* INSTRUCTION
Repeat each entry as written and leave the images out of the copy.

Dataset items
↓↓↓

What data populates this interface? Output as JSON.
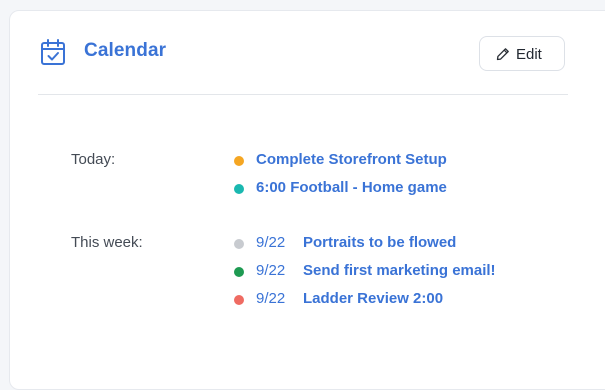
{
  "header": {
    "title": "Calendar",
    "edit_label": "Edit"
  },
  "sections": {
    "today": {
      "label": "Today:",
      "events": [
        {
          "text": "Complete Storefront Setup",
          "dot_color": "#f5a623"
        },
        {
          "text": "6:00 Football - Home game",
          "dot_color": "#1ab8b0"
        }
      ]
    },
    "week": {
      "label": "This week:",
      "events": [
        {
          "date": "9/22",
          "text": "Portraits to be flowed",
          "dot_color": "#c8cbd0"
        },
        {
          "date": "9/22",
          "text": "Send first marketing email!",
          "dot_color": "#1e9a52"
        },
        {
          "date": "9/22",
          "text": "Ladder Review 2:00",
          "dot_color": "#ef6b62"
        }
      ]
    }
  },
  "colors": {
    "accent": "#3a73d6"
  },
  "icons": {
    "header": "calendar-check-icon",
    "edit": "pencil-icon"
  }
}
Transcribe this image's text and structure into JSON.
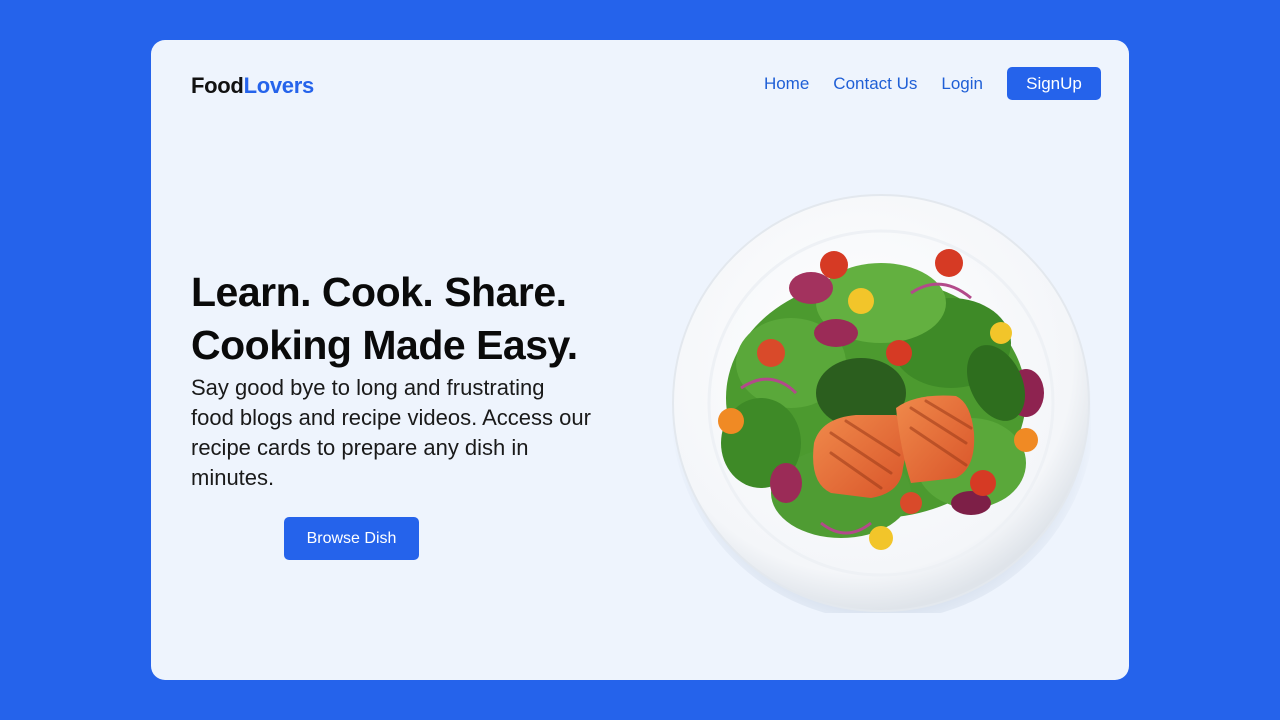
{
  "brand": {
    "part1": "Food",
    "part2": "Lovers"
  },
  "nav": {
    "items": [
      {
        "label": "Home"
      },
      {
        "label": "Contact Us"
      },
      {
        "label": "Login"
      }
    ],
    "signup_label": "SignUp"
  },
  "hero": {
    "headline_line1": "Learn. Cook. Share.",
    "headline_line2": "Cooking Made Easy.",
    "description": "Say good bye to long and frustrating food blogs and recipe videos. Access our recipe cards to prepare any dish in minutes.",
    "cta_label": "Browse Dish"
  },
  "colors": {
    "page_background": "#2563eb",
    "card_background": "#eef4fd",
    "accent": "#2563eb",
    "heading": "#0a0a0a"
  },
  "icons": {
    "hero_image": "salmon-salad-plate-image"
  }
}
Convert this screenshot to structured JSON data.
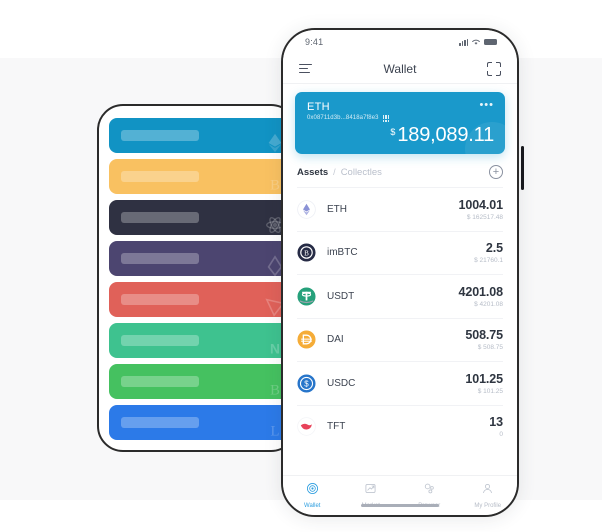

↑↑↑

* ANSWER
What data populates this interface? Output as JSON.
{
  "header": {
    "title": "Calendar",
    "edit_label": "Edit"
  },
  "sections": {
    "today": {
      "label": "Today:",
      "events": [
        {
          "text": "Complete Storefront Setup",
          "dot_color": "#f5a623"
        },
        {
          "text": "6:00 Football - Home game",
          "dot_color": "#1ab8b0"
        }
      ]
    },
    "week": {
      "label": "This week:",
      "events": [
        {
          "date": "9/22",
          "text": "Portraits to be flowed",
          "dot_color": "#c8cbd0"
        },
        {
          "date": "9/22",
          "text": "Send first marketing email!",
          "dot_color": "#1e9a52"
        },
        {
          "date": "9/22",
          "text": "Ladder Review 2:00",
          "dot_color": "#ef6b62"
        }
      ]
    }
  },
  "colors": {
    "accent": "#3a73d6"
  },
  "icons": {
    "header": "calendar-check-icon",
    "edit": "pencil-icon"
  }
}
Transcribe this image's text and structure into JSON.
{
  "brand": {
    "part1": "Food",
    "part2": "Lovers"
  },
  "nav": {
    "items": [
      {
        "label": "Home"
      },
      {
        "label": "Contact Us"
      },
      {
        "label": "Login"
      }
    ],
    "signup_label": "SignUp"
  },
  "hero": {
    "headline_line1": "Learn. Cook. Share.",
    "headline_line2": "Cooking Made Easy.",
    "description": "Say good bye to long and frustrating food blogs and recipe videos. Access our recipe cards to prepare any dish in minutes.",
    "cta_label": "Browse Dish"
  },
  "colors": {
    "page_background": "#2563eb",
    "card_background": "#eef4fd",
    "accent": "#2563eb",
    "heading": "#0a0a0a"
  },
  "icons": {
    "hero_image": "salmon-salad-plate-image"
  }
}
Convert this screenshot to structured JSON data.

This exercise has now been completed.